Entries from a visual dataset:
+ + + + + + +

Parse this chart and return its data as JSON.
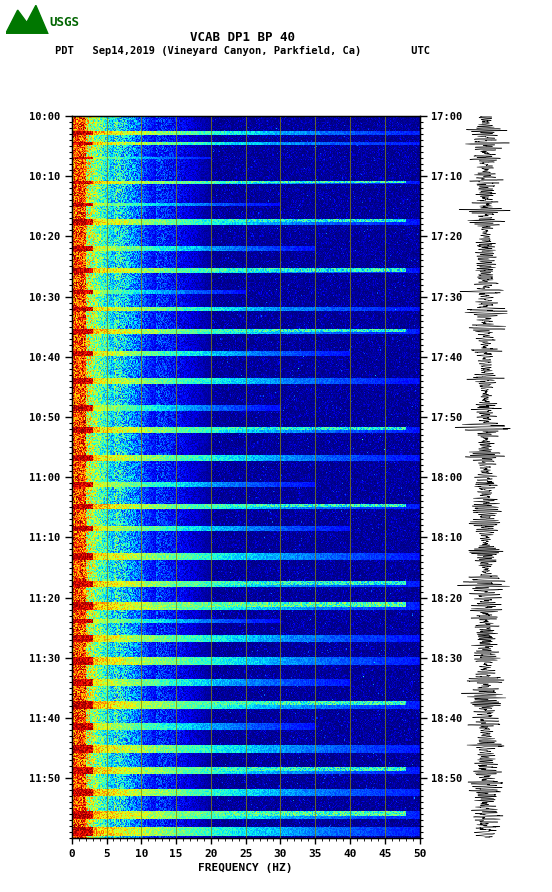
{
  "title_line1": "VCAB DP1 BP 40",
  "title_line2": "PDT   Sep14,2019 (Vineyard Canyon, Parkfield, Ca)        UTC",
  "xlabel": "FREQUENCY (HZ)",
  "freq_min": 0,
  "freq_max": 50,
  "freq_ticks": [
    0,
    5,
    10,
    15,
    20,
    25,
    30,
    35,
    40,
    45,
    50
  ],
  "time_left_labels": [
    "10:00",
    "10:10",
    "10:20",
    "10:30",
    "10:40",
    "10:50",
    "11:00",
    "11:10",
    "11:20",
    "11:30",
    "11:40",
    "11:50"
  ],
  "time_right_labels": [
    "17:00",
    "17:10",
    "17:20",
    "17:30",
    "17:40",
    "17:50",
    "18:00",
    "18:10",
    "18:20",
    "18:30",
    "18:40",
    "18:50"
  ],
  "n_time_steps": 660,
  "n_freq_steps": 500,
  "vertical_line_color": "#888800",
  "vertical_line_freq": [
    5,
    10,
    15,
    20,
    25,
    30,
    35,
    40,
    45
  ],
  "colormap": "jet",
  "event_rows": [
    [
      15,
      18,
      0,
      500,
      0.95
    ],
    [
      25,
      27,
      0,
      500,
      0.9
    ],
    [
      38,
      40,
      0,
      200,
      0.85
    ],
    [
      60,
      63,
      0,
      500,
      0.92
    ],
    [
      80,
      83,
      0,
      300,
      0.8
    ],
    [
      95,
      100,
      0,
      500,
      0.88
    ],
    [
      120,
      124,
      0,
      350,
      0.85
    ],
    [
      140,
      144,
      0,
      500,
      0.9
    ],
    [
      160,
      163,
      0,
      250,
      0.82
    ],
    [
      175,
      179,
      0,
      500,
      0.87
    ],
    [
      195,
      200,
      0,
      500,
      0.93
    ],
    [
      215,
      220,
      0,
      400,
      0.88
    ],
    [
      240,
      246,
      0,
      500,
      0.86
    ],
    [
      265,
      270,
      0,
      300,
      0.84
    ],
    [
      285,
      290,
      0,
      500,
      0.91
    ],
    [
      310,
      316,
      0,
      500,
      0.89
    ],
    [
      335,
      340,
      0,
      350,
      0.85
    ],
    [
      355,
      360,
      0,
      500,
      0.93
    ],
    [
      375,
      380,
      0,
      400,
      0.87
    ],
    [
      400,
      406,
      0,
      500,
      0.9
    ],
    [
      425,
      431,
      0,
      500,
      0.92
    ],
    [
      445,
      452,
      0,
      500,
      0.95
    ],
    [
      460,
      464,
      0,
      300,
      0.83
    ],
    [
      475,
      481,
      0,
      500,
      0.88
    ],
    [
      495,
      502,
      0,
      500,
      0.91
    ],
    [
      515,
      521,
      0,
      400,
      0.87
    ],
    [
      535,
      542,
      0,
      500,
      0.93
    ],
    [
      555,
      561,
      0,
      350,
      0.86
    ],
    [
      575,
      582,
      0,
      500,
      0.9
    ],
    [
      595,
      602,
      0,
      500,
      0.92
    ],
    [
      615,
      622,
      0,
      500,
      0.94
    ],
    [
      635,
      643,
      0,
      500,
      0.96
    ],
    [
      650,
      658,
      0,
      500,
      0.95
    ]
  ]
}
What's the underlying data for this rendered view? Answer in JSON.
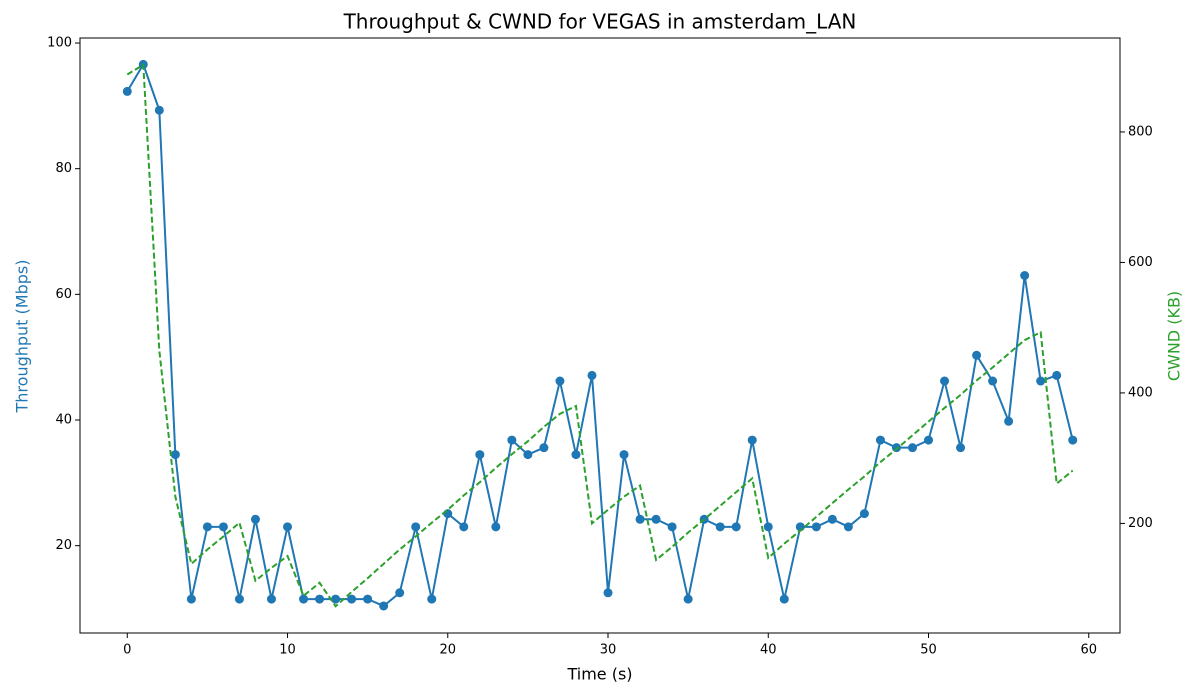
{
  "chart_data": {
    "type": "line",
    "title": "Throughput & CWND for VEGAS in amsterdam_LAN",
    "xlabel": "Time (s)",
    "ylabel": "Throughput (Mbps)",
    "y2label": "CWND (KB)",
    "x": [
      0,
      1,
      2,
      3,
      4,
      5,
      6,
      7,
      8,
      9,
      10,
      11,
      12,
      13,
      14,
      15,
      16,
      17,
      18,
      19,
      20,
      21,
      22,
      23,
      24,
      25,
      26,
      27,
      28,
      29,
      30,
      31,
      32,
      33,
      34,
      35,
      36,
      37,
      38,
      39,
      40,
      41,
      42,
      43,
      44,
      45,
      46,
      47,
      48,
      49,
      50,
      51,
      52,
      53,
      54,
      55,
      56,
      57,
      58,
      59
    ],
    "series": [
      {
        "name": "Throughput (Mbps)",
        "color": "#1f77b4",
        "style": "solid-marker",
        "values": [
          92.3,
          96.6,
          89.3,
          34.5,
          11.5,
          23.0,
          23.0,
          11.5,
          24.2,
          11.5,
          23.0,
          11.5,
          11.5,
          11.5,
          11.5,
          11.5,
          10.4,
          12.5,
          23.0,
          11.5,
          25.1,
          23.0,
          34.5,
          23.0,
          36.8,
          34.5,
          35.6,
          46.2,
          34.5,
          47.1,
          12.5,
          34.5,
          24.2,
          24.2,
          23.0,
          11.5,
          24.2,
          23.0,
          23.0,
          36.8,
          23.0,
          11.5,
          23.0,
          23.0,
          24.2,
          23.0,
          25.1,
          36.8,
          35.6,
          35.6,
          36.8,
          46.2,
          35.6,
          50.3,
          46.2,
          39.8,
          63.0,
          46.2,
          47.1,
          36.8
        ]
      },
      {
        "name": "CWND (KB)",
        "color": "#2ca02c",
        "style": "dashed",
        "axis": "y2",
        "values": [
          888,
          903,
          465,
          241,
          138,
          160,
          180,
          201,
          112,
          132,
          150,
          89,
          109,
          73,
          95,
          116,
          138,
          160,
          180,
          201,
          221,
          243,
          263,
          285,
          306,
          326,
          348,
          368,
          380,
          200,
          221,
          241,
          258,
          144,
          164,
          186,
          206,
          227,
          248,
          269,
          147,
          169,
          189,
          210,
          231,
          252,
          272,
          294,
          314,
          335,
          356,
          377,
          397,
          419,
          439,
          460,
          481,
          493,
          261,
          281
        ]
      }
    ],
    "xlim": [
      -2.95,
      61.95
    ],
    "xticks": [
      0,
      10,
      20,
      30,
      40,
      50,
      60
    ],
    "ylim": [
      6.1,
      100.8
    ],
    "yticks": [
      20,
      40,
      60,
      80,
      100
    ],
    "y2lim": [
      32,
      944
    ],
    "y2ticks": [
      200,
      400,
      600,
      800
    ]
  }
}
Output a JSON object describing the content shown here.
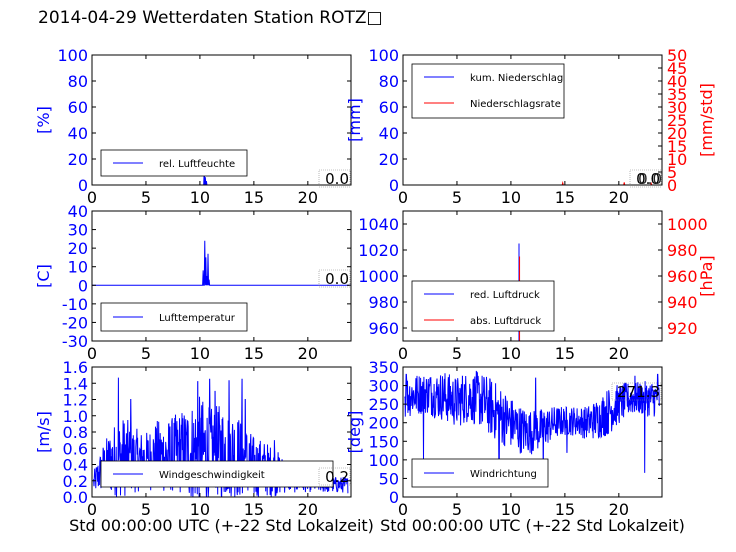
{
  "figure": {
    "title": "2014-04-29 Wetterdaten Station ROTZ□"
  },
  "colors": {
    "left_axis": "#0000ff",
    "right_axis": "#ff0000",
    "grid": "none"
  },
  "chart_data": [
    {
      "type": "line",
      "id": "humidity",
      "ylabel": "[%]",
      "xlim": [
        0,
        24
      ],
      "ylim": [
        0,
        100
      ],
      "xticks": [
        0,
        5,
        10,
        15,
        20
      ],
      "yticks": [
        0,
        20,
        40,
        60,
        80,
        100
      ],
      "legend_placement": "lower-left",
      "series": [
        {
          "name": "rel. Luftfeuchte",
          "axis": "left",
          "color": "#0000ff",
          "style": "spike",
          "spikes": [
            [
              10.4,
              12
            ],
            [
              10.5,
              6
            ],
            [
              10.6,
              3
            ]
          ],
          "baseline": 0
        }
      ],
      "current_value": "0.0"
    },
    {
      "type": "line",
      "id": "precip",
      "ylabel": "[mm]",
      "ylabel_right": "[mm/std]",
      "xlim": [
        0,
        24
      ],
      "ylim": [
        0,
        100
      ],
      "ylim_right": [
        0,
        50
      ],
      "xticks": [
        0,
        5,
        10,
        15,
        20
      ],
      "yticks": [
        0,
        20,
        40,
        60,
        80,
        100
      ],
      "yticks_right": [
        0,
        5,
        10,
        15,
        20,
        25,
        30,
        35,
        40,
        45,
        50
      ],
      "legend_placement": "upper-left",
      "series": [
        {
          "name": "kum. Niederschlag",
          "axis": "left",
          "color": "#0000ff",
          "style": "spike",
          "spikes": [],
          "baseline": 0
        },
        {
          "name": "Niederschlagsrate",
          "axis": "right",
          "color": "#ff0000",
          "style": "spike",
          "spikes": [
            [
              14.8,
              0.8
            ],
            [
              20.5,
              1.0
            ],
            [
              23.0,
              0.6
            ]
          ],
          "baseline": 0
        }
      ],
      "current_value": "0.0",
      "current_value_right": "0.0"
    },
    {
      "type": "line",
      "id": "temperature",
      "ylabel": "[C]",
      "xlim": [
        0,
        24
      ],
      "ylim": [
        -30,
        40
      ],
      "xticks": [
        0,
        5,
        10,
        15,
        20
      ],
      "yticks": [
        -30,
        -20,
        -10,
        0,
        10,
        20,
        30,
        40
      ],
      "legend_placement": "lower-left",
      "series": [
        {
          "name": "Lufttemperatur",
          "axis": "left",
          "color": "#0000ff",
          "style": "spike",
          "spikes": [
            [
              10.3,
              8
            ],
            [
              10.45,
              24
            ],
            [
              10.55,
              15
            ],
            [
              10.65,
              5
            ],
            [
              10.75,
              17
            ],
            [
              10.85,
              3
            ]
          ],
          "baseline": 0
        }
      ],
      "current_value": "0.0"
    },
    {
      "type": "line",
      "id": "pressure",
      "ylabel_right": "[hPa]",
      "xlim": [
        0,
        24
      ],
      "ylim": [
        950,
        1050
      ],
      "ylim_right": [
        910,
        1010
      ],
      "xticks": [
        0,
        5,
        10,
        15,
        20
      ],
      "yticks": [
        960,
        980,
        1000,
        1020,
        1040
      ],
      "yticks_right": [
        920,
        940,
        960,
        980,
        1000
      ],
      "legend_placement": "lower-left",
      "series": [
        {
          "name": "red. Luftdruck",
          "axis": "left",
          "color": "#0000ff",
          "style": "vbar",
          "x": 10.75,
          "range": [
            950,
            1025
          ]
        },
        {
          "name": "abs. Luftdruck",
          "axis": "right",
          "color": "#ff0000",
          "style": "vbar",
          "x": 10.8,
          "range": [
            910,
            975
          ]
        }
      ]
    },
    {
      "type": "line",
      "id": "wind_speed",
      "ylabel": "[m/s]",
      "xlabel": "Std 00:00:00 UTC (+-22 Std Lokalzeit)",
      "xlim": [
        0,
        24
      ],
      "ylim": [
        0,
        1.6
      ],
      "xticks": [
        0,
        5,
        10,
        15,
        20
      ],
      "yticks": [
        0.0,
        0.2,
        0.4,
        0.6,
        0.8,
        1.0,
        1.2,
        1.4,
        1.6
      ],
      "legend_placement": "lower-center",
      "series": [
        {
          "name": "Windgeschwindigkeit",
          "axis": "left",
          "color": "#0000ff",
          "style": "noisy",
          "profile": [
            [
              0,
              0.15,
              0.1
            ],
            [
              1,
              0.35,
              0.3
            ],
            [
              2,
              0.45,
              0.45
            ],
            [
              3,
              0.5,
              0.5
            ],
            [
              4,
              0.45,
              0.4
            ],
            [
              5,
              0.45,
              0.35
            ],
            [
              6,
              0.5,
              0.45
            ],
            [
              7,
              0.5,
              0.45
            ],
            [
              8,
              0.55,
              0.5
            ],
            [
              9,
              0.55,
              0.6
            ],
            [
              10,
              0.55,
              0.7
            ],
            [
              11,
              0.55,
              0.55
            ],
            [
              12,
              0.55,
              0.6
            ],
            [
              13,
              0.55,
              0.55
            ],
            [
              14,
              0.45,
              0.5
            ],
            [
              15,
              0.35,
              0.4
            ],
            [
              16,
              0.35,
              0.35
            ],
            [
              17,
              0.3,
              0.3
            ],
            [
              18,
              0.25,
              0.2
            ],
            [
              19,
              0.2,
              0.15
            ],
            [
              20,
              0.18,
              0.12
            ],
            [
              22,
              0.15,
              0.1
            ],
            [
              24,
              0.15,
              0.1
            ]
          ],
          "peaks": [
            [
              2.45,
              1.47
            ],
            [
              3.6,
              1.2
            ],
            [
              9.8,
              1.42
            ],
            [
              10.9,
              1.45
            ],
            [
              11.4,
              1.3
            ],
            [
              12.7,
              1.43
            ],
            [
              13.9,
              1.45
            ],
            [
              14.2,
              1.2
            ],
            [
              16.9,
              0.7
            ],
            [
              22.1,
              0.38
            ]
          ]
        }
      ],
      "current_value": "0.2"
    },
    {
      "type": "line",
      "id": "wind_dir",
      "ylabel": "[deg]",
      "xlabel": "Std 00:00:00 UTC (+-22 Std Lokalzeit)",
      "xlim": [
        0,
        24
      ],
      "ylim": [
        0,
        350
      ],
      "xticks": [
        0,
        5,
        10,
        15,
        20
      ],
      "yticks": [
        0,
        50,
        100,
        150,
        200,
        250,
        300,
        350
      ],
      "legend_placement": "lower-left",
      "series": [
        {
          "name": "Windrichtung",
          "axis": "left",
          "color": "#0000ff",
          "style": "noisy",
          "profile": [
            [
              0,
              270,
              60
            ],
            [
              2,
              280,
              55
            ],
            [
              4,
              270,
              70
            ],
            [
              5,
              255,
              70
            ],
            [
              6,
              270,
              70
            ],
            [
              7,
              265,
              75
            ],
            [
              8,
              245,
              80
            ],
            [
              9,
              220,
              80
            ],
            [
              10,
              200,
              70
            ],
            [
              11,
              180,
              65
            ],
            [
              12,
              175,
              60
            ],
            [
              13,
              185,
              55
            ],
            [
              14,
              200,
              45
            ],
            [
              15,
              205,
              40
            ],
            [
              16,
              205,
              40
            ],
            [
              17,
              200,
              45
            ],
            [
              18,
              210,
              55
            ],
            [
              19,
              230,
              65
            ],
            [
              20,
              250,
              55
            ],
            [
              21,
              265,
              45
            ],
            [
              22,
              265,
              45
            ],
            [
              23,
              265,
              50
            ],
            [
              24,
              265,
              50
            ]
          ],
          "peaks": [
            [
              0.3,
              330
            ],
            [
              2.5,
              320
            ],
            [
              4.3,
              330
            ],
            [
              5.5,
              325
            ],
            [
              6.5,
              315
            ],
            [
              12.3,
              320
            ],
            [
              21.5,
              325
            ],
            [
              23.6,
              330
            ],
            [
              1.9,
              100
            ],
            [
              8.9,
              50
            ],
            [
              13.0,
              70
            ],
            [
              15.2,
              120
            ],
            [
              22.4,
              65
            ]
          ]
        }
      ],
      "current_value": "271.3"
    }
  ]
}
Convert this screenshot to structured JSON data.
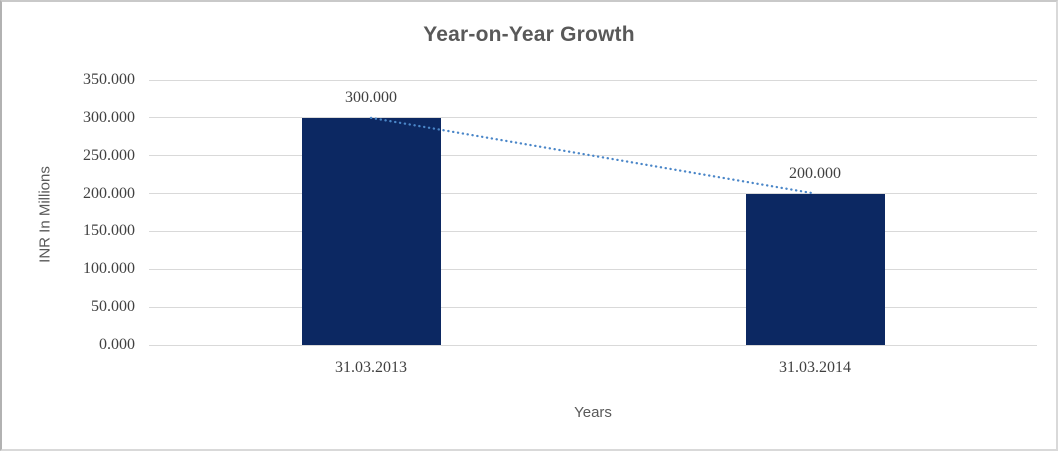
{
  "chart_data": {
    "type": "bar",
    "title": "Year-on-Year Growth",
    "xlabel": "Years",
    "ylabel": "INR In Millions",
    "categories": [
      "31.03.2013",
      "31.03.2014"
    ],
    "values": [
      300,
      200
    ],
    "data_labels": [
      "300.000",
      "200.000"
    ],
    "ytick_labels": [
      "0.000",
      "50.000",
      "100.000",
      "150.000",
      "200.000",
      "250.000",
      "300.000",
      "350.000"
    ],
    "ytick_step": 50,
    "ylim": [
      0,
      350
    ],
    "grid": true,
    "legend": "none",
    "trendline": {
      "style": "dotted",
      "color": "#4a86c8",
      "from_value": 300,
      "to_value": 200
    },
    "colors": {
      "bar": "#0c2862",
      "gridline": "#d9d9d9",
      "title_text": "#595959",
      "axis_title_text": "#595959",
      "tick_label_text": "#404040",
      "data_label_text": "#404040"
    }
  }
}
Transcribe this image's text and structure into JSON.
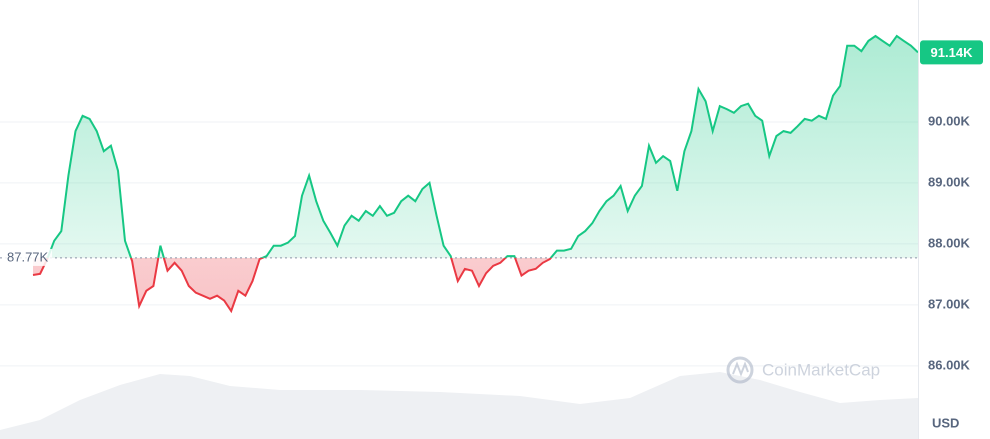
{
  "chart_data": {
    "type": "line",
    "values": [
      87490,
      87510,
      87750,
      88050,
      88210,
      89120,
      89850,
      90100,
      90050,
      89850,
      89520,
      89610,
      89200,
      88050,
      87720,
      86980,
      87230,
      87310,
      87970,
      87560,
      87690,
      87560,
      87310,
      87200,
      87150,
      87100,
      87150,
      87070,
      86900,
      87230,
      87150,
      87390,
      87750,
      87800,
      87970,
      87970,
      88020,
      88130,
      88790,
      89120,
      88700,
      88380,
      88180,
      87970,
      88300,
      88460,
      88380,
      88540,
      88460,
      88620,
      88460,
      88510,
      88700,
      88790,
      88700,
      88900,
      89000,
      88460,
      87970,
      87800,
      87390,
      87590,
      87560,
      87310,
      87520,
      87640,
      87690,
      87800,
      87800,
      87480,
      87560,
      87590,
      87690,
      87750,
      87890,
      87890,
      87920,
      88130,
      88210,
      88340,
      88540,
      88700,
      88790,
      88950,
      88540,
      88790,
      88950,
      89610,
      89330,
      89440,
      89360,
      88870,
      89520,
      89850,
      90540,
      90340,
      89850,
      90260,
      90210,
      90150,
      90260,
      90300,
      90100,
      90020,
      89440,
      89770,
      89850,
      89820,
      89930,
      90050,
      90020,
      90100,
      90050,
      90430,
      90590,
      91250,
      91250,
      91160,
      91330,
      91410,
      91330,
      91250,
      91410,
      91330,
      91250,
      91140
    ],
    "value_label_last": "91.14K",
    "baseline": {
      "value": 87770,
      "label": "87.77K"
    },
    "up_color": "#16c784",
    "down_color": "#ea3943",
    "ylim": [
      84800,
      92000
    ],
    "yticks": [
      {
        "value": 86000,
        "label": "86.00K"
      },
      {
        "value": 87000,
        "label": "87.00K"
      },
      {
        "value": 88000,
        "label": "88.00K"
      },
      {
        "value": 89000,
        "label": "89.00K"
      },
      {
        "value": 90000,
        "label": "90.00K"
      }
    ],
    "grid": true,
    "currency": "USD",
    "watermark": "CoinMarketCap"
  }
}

+ + + + + + +

- Exercise instructions -
Tally the lines that hold the string "xlabel" and state the total, nothing more.

- Reply -
5